Wherever a line holds the word "title", copy that line out.

====== DATA ROWS ======

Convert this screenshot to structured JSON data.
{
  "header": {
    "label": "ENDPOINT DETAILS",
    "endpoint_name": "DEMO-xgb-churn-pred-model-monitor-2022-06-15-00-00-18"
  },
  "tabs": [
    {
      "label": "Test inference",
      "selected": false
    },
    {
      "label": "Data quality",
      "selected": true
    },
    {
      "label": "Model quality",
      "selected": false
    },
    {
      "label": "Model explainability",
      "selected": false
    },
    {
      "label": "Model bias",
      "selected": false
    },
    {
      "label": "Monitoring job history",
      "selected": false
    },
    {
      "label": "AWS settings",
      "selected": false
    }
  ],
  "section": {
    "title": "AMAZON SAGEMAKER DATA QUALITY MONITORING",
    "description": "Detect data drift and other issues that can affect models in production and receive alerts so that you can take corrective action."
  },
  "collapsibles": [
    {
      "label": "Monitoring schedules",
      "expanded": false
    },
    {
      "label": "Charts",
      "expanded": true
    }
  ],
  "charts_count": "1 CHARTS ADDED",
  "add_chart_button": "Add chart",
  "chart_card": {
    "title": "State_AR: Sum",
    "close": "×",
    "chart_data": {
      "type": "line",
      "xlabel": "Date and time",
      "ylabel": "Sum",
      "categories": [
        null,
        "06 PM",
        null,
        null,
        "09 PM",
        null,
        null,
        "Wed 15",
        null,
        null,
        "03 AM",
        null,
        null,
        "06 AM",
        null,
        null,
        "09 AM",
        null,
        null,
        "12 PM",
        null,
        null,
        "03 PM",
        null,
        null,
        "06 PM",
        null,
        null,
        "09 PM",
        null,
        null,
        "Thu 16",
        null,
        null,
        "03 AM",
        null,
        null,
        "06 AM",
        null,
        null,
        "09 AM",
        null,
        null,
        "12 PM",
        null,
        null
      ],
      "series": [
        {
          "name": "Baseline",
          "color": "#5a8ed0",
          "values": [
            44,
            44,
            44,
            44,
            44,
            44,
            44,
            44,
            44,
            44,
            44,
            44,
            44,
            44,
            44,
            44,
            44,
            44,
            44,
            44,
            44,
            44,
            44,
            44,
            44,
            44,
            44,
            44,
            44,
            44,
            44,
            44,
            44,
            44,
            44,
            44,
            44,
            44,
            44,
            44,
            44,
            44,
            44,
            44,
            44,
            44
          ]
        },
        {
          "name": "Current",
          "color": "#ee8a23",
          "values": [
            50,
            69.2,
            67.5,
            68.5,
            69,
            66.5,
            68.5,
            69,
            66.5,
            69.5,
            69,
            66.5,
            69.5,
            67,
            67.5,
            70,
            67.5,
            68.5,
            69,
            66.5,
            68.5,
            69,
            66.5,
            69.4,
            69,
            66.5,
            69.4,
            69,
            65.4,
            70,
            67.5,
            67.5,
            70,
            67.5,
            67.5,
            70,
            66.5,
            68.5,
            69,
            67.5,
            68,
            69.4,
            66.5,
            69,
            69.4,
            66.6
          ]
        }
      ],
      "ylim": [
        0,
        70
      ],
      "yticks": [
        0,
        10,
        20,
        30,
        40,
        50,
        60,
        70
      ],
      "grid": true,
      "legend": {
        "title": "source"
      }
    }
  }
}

======

RESULT OF THIS EXERCISE =>
    "title": "AMAZON SAGEMAKER DATA QUALITY MONITORING",
    "title": "State_AR: Sum",
        "title": "source"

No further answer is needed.